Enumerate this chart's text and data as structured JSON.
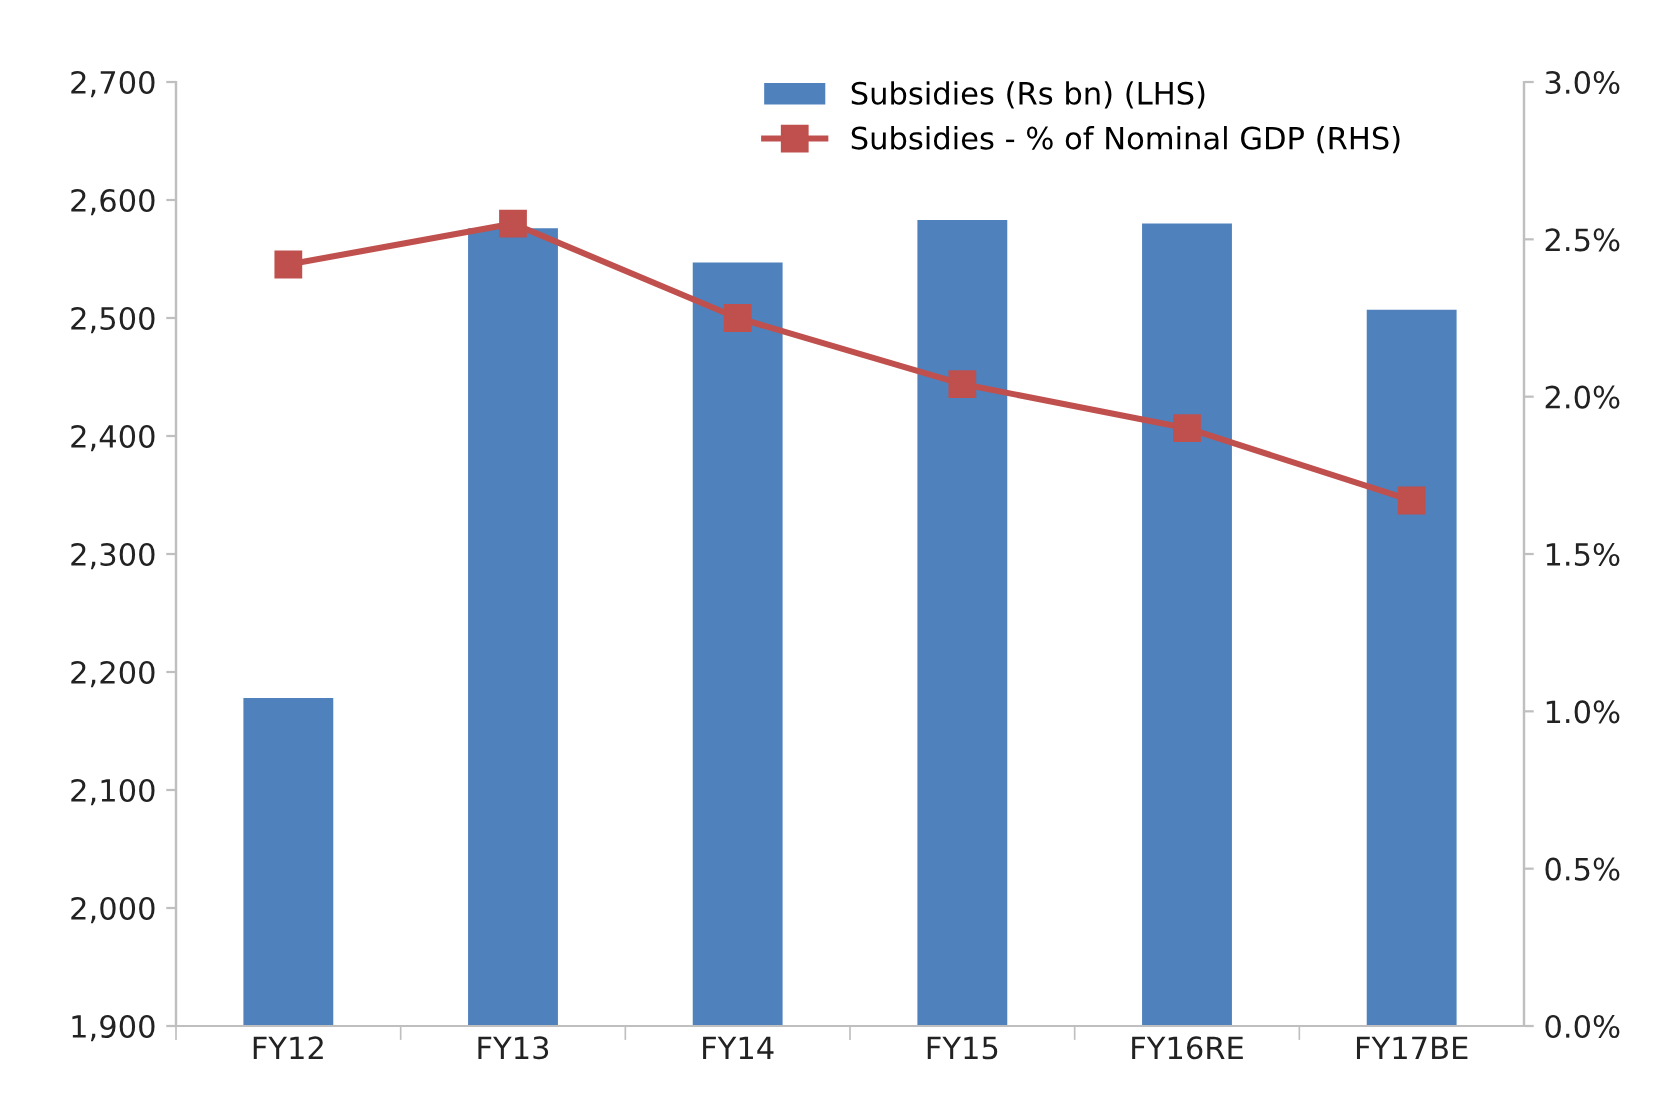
{
  "chart_data": {
    "type": "bar",
    "categories": [
      "FY12",
      "FY13",
      "FY14",
      "FY15",
      "FY16RE",
      "FY17BE"
    ],
    "series": [
      {
        "name": "Subsidies (Rs bn) (LHS)",
        "color": "#4f81bd",
        "values": [
          2178,
          2576,
          2547,
          2583,
          2580,
          2507
        ]
      },
      {
        "name": "Subsidies - % of Nominal GDP (RHS)",
        "type": "line",
        "axis": "y2",
        "color": "#c0504d",
        "marker": "square",
        "values": [
          2.42,
          2.55,
          2.25,
          2.04,
          1.9,
          1.67
        ]
      }
    ],
    "ylim": [
      1900,
      2700
    ],
    "yticks": [
      {
        "value": 1900,
        "label": "1,900"
      },
      {
        "value": 2000,
        "label": "2,000"
      },
      {
        "value": 2100,
        "label": "2,100"
      },
      {
        "value": 2200,
        "label": "2,200"
      },
      {
        "value": 2300,
        "label": "2,300"
      },
      {
        "value": 2400,
        "label": "2,400"
      },
      {
        "value": 2500,
        "label": "2,500"
      },
      {
        "value": 2600,
        "label": "2,600"
      },
      {
        "value": 2700,
        "label": "2,700"
      }
    ],
    "y2lim": [
      0,
      3
    ],
    "y2ticks": [
      {
        "value": 0,
        "label": "0.0%"
      },
      {
        "value": 0.5,
        "label": "0.5%"
      },
      {
        "value": 1,
        "label": "1.0%"
      },
      {
        "value": 1.5,
        "label": "1.5%"
      },
      {
        "value": 2,
        "label": "2.0%"
      },
      {
        "value": 2.5,
        "label": "2.5%"
      },
      {
        "value": 3,
        "label": "3.0%"
      }
    ],
    "legend": "top right"
  }
}
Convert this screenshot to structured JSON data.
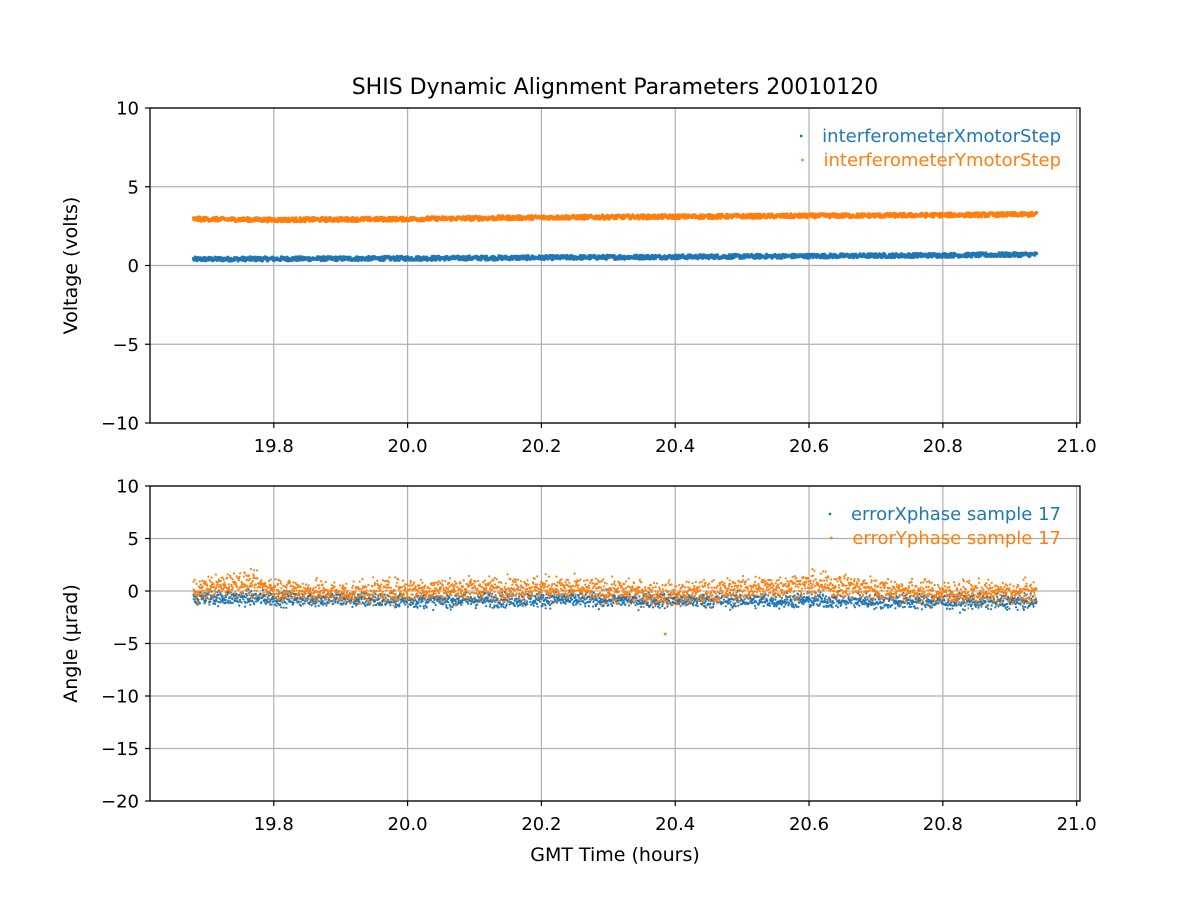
{
  "title": "SHIS Dynamic Alignment Parameters 20010120",
  "colors": {
    "series1": "#1f77b4",
    "series2": "#ff7f0e",
    "grid": "#b0b0b0",
    "axis": "#000000"
  },
  "chart_data": [
    {
      "type": "scatter",
      "title": "SHIS Dynamic Alignment Parameters 20010120",
      "xlabel": "",
      "ylabel": "Voltage (volts)",
      "xlim": [
        19.615,
        21.005
      ],
      "ylim": [
        -10,
        10
      ],
      "x_ticks": [
        19.8,
        20.0,
        20.2,
        20.4,
        20.6,
        20.8,
        21.0
      ],
      "x_tick_labels": [
        "19.8",
        "20.0",
        "20.2",
        "20.4",
        "20.6",
        "20.8",
        "21.0"
      ],
      "y_ticks": [
        10,
        5,
        0,
        -5,
        -10
      ],
      "y_tick_labels": [
        "10",
        "5",
        "0",
        "−5",
        "−10"
      ],
      "grid": true,
      "legend": "top-right",
      "series": [
        {
          "name": "interferometerXmotorStep",
          "x": [
            19.68,
            19.8,
            20.0,
            20.2,
            20.4,
            20.6,
            20.8,
            20.94
          ],
          "values": [
            0.4,
            0.42,
            0.45,
            0.5,
            0.55,
            0.6,
            0.65,
            0.7
          ]
        },
        {
          "name": "interferometerYmotorStep",
          "x": [
            19.68,
            19.8,
            20.0,
            20.2,
            20.4,
            20.6,
            20.8,
            20.94
          ],
          "values": [
            2.95,
            2.9,
            2.95,
            3.05,
            3.1,
            3.15,
            3.2,
            3.25
          ]
        }
      ]
    },
    {
      "type": "scatter",
      "title": "",
      "xlabel": "GMT Time (hours)",
      "ylabel": "Angle (μrad)",
      "xlim": [
        19.615,
        21.005
      ],
      "ylim": [
        -20,
        10
      ],
      "x_ticks": [
        19.8,
        20.0,
        20.2,
        20.4,
        20.6,
        20.8,
        21.0
      ],
      "x_tick_labels": [
        "19.8",
        "20.0",
        "20.2",
        "20.4",
        "20.6",
        "20.8",
        "21.0"
      ],
      "y_ticks": [
        10,
        5,
        0,
        -5,
        -10,
        -15,
        -20
      ],
      "y_tick_labels": [
        "10",
        "5",
        "0",
        "−5",
        "−10",
        "−15",
        "−20"
      ],
      "grid": true,
      "legend": "top-right",
      "series": [
        {
          "name": "errorXphase sample 17",
          "x": [
            19.68,
            19.8,
            20.0,
            20.2,
            20.4,
            20.6,
            20.8,
            20.94
          ],
          "values": [
            -0.6,
            -0.7,
            -0.9,
            -0.8,
            -0.9,
            -0.9,
            -1.0,
            -1.0
          ]
        },
        {
          "name": "errorYphase sample 17",
          "x": [
            19.68,
            19.75,
            19.8,
            19.9,
            20.0,
            20.2,
            20.4,
            20.6,
            20.8,
            20.94
          ],
          "values": [
            0.0,
            0.8,
            0.2,
            -0.2,
            0.1,
            0.3,
            -0.3,
            0.6,
            -0.2,
            -0.2
          ]
        }
      ],
      "annotations": [
        {
          "x": 20.385,
          "y": -4.1,
          "note": "outlier (errorYphase)"
        }
      ]
    }
  ]
}
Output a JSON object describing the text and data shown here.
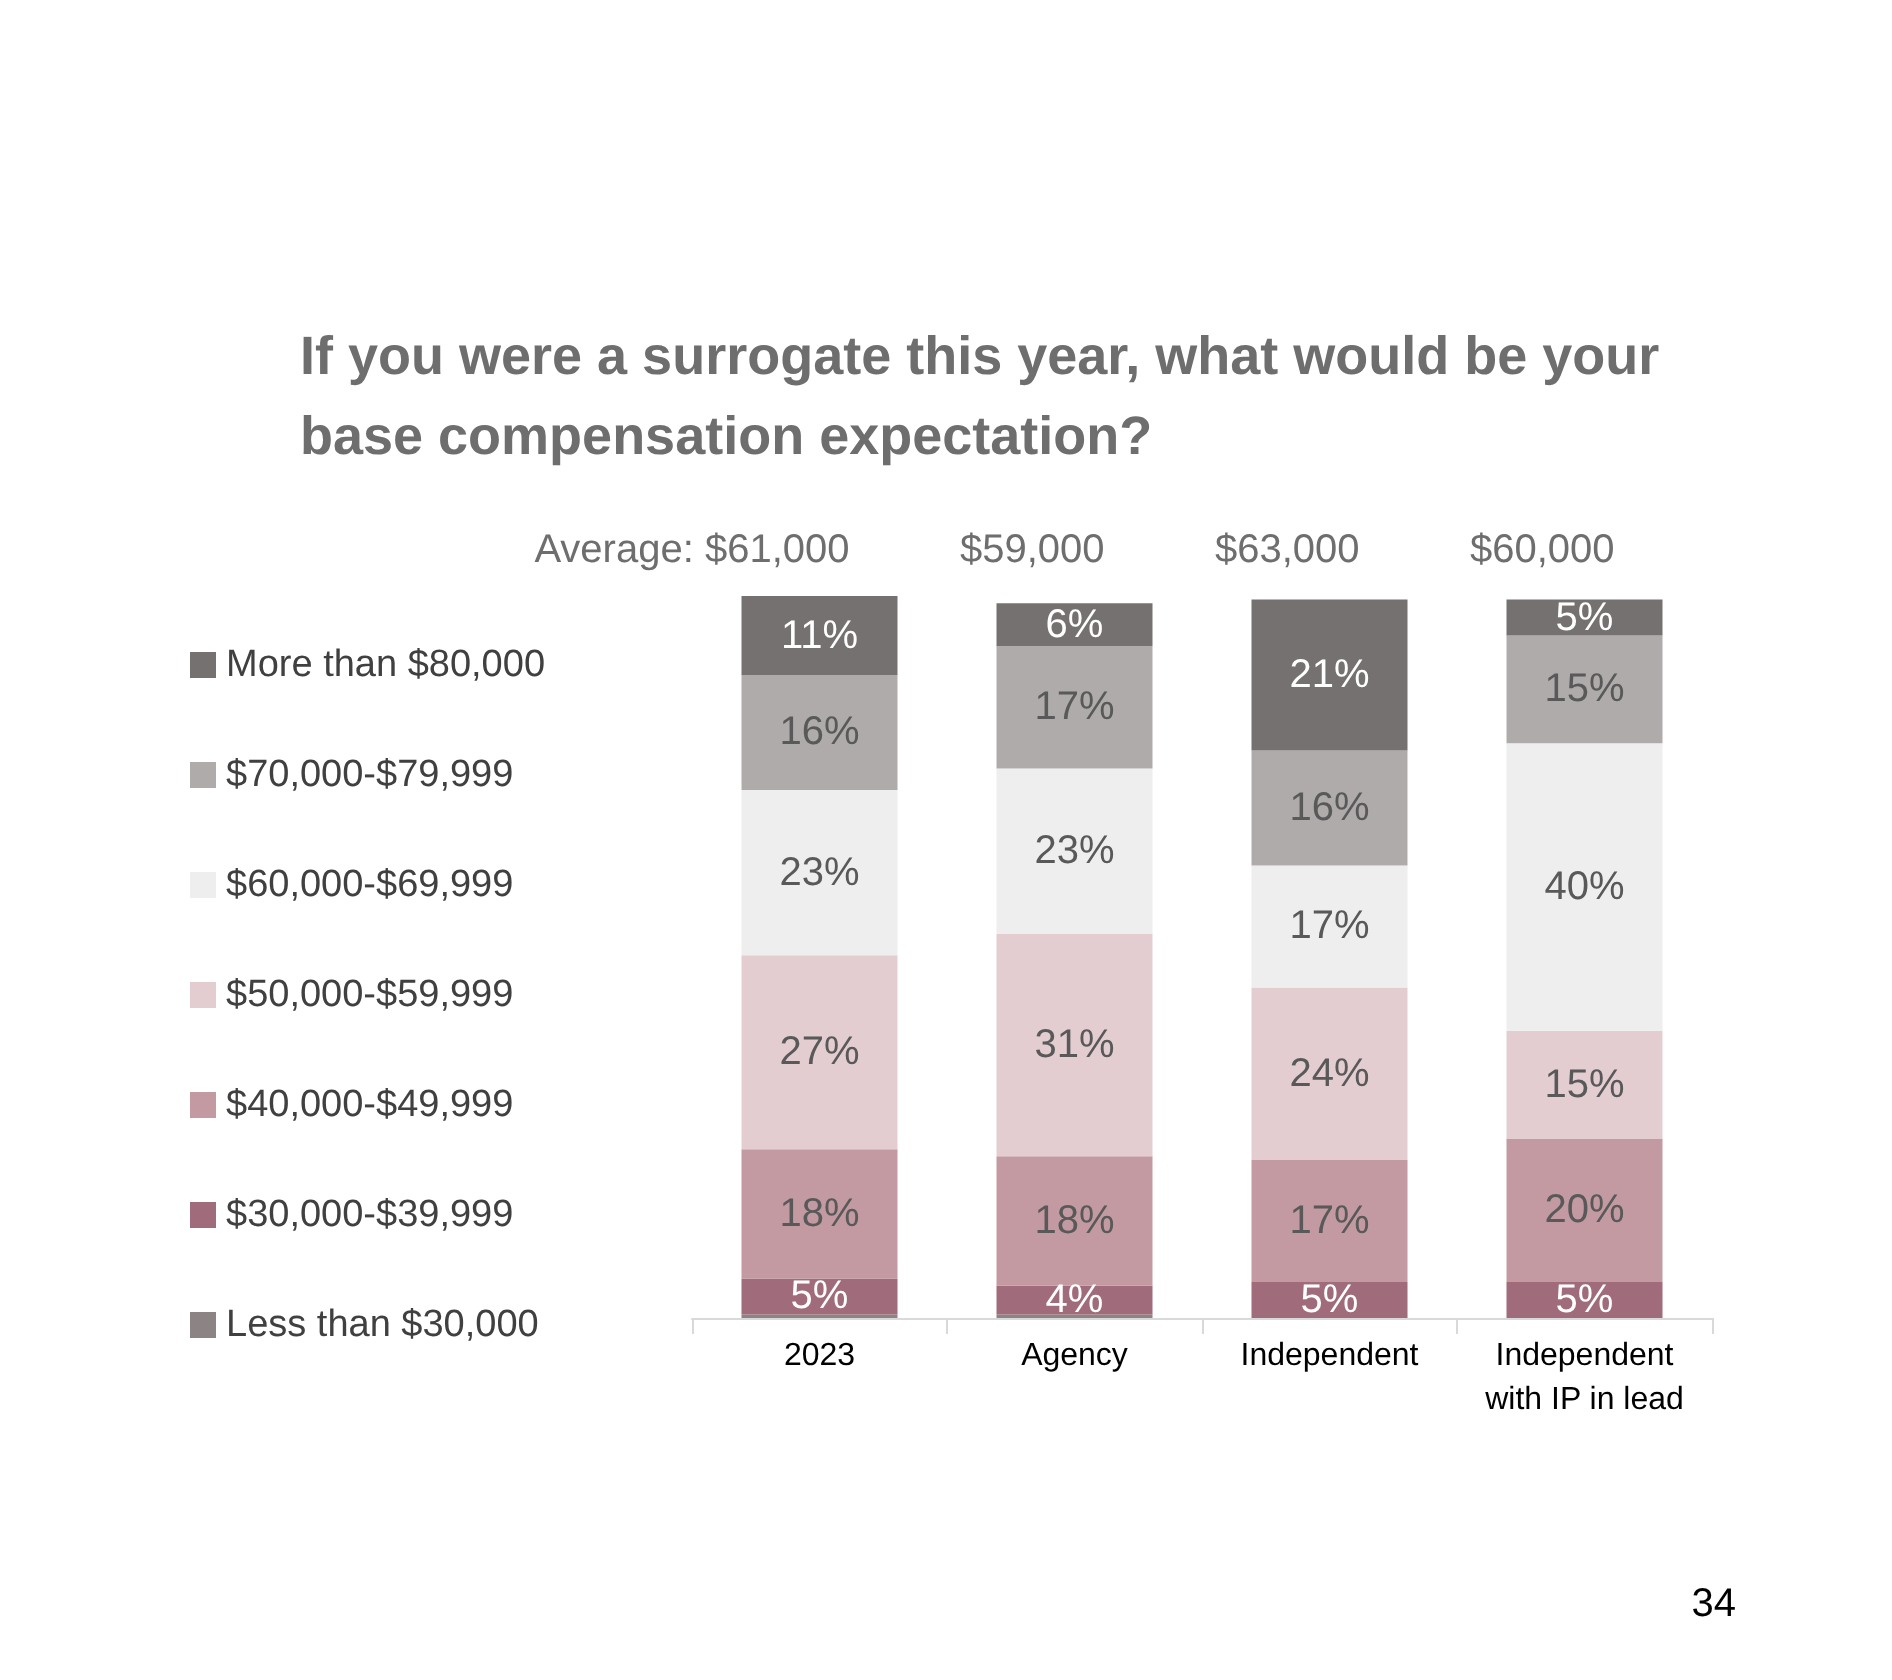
{
  "chart_data": {
    "type": "bar",
    "title": "If you were a surrogate this year, what would be your base compensation expectation?",
    "categories": [
      "2023",
      "Agency",
      "Independent",
      "Independent\nwith IP in lead"
    ],
    "stacked": true,
    "legend": "left",
    "series": [
      {
        "name": "Less than $30,000",
        "color": "#8c8484",
        "values": [
          0.5,
          0.5,
          null,
          null
        ],
        "value_labels": [
          null,
          null,
          null,
          null
        ]
      },
      {
        "name": "$30,000-$39,999",
        "color": "#a06b7a",
        "values": [
          5,
          4,
          5,
          5
        ],
        "value_labels": [
          "5%",
          "4%",
          "5%",
          "5%"
        ]
      },
      {
        "name": "$40,000-$49,999",
        "color": "#c39aa2",
        "values": [
          18,
          18,
          17,
          20
        ],
        "value_labels": [
          "18%",
          "18%",
          "17%",
          "20%"
        ]
      },
      {
        "name": "$50,000-$59,999",
        "color": "#e3cdd1",
        "values": [
          27,
          31,
          24,
          15
        ],
        "value_labels": [
          "27%",
          "31%",
          "24%",
          "15%"
        ]
      },
      {
        "name": "$60,000-$69,999",
        "color": "#eeeeee",
        "values": [
          23,
          23,
          17,
          40
        ],
        "value_labels": [
          "23%",
          "23%",
          "17%",
          "40%"
        ]
      },
      {
        "name": "$70,000-$79,999",
        "color": "#afabab",
        "values": [
          16,
          17,
          16,
          15
        ],
        "value_labels": [
          "16%",
          "17%",
          "16%",
          "15%"
        ]
      },
      {
        "name": "More than $80,000",
        "color": "#767171",
        "values": [
          11,
          6,
          21,
          5
        ],
        "value_labels": [
          "11%",
          "6%",
          "21%",
          "5%"
        ]
      }
    ],
    "annotations": [
      "Average: $61,000",
      "$59,000",
      "$63,000",
      "$60,000",
      "34"
    ]
  }
}
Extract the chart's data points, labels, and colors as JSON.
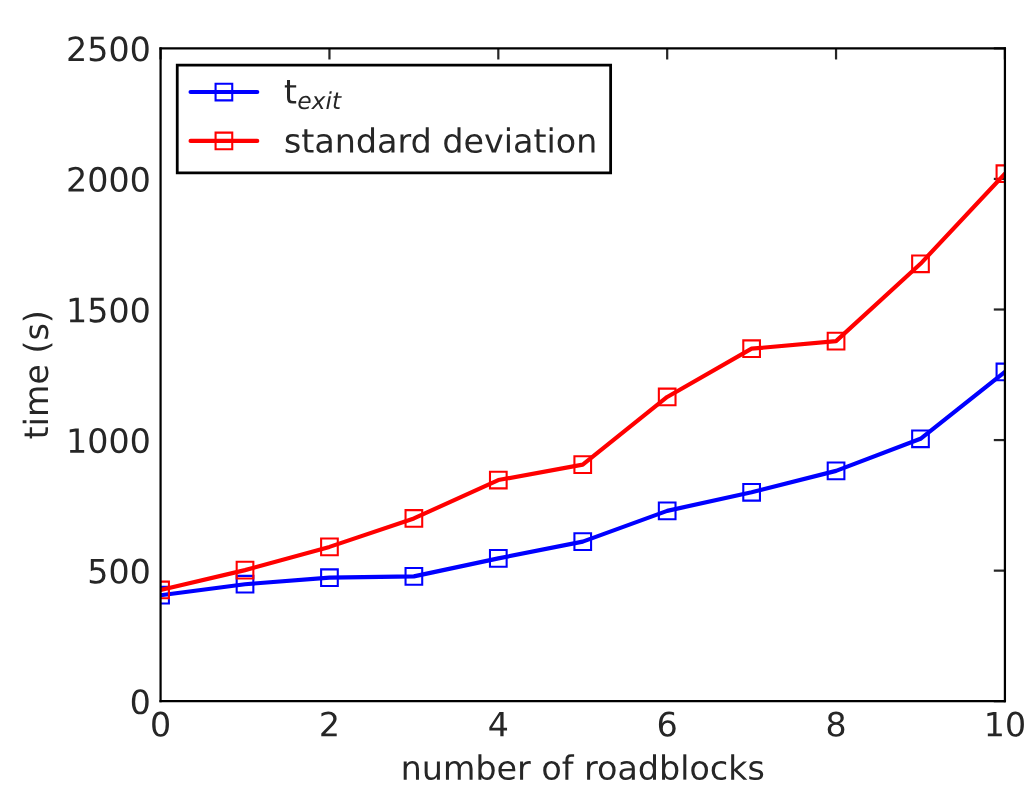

◆ ◆ ◆ ◆ ◆

* [STATED GOAL]
State how many lines of the listing include "Parameters", and nothing more.

* [COMPLETE OUTPUT]
2